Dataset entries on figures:
******

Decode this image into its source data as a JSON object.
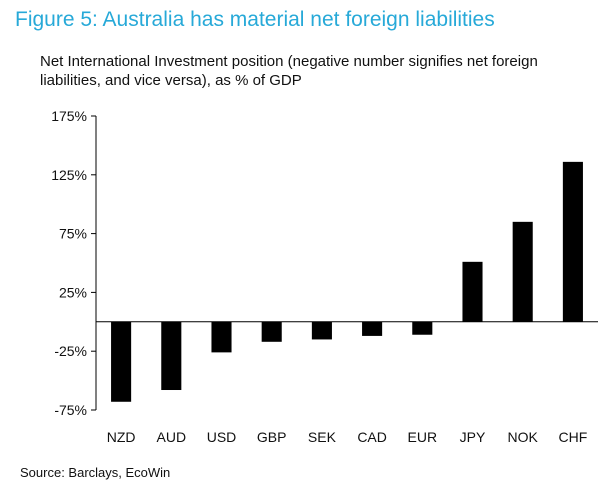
{
  "title": "Figure 5: Australia has material net foreign liabilities",
  "subtitle": "Net International Investment position (negative number signifies net foreign liabilities, and vice versa), as % of GDP",
  "source": "Source: Barclays, EcoWin",
  "colors": {
    "title": "#27a9d8",
    "bar": "#000000"
  },
  "chart_data": {
    "type": "bar",
    "title": "Figure 5: Australia has material net foreign liabilities",
    "subtitle": "Net International Investment position (negative number signifies net foreign liabilities, and vice versa), as % of GDP",
    "xlabel": "",
    "ylabel": "",
    "categories": [
      "NZD",
      "AUD",
      "USD",
      "GBP",
      "SEK",
      "CAD",
      "EUR",
      "JPY",
      "NOK",
      "CHF"
    ],
    "values": [
      -68,
      -58,
      -26,
      -17,
      -15,
      -12,
      -11,
      51,
      85,
      136
    ],
    "ylim": [
      -75,
      175
    ],
    "yticks": [
      -75,
      -25,
      25,
      75,
      125,
      175
    ],
    "ytick_labels": [
      "-75%",
      "-25%",
      "25%",
      "75%",
      "125%",
      "175%"
    ],
    "grid": false,
    "legend": "none"
  }
}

******

Your copy of the data should match it exactly, except that pictures are left out.

### EXERCISE ANSWER
Decode this image into its source data as a JSON object.
{
  "title": "Figure 5: Australia has material net foreign liabilities",
  "subtitle": "Net International Investment position (negative number signifies net foreign liabilities, and vice versa), as % of GDP",
  "source": "Source: Barclays, EcoWin",
  "colors": {
    "title": "#27a9d8",
    "bar": "#000000"
  },
  "chart_data": {
    "type": "bar",
    "title": "Figure 5: Australia has material net foreign liabilities",
    "subtitle": "Net International Investment position (negative number signifies net foreign liabilities, and vice versa), as % of GDP",
    "xlabel": "",
    "ylabel": "",
    "categories": [
      "NZD",
      "AUD",
      "USD",
      "GBP",
      "SEK",
      "CAD",
      "EUR",
      "JPY",
      "NOK",
      "CHF"
    ],
    "values": [
      -68,
      -58,
      -26,
      -17,
      -15,
      -12,
      -11,
      51,
      85,
      136
    ],
    "ylim": [
      -75,
      175
    ],
    "yticks": [
      -75,
      -25,
      25,
      75,
      125,
      175
    ],
    "ytick_labels": [
      "-75%",
      "-25%",
      "25%",
      "75%",
      "125%",
      "175%"
    ],
    "grid": false,
    "legend": "none"
  }
}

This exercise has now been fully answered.